Exercise brief — Quote all of the data below exactly, please.

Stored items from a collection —

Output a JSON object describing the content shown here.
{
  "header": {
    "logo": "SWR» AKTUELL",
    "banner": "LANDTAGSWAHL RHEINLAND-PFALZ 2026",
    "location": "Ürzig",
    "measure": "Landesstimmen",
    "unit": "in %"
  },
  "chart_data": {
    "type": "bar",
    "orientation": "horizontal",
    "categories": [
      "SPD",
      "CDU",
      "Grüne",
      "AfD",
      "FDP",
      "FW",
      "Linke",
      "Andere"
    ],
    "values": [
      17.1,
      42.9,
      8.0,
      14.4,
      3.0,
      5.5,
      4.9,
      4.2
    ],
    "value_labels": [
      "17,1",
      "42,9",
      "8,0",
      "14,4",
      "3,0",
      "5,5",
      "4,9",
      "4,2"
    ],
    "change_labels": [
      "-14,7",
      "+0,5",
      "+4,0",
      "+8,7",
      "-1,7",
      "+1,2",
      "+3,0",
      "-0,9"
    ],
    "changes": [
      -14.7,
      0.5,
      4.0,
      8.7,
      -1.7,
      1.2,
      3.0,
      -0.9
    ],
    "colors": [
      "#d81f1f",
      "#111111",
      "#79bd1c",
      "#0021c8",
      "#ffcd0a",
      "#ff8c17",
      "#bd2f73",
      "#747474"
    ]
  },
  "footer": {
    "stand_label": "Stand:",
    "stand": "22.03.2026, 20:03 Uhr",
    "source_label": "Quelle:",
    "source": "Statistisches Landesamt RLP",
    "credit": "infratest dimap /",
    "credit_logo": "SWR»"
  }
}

Answer to the problem —
Output a JSON object describing the content shown here.
{
  "header": {
    "logo": "SWR» AKTUELL",
    "banner": "LANDTAGSWAHL RHEINLAND-PFALZ 2026",
    "location": "Ürzig",
    "measure": "Landesstimmen",
    "unit": "in %"
  },
  "chart_data": {
    "type": "bar",
    "orientation": "horizontal",
    "categories": [
      "SPD",
      "CDU",
      "Grüne",
      "AfD",
      "FDP",
      "FW",
      "Linke",
      "Andere"
    ],
    "values": [
      17.1,
      42.9,
      8.0,
      14.4,
      3.0,
      5.5,
      4.9,
      4.2
    ],
    "value_labels": [
      "17,1",
      "42,9",
      "8,0",
      "14,4",
      "3,0",
      "5,5",
      "4,9",
      "4,2"
    ],
    "change_labels": [
      "-14,7",
      "+0,5",
      "+4,0",
      "+8,7",
      "-1,7",
      "+1,2",
      "+3,0",
      "-0,9"
    ],
    "changes": [
      -14.7,
      0.5,
      4.0,
      8.7,
      -1.7,
      1.2,
      3.0,
      -0.9
    ],
    "colors": [
      "#d81f1f",
      "#111111",
      "#79bd1c",
      "#0021c8",
      "#ffcd0a",
      "#ff8c17",
      "#bd2f73",
      "#747474"
    ]
  },
  "footer": {
    "stand_label": "Stand:",
    "stand": "22.03.2026, 20:03 Uhr",
    "source_label": "Quelle:",
    "source": "Statistisches Landesamt RLP",
    "credit": "infratest dimap /",
    "credit_logo": "SWR»"
  }
}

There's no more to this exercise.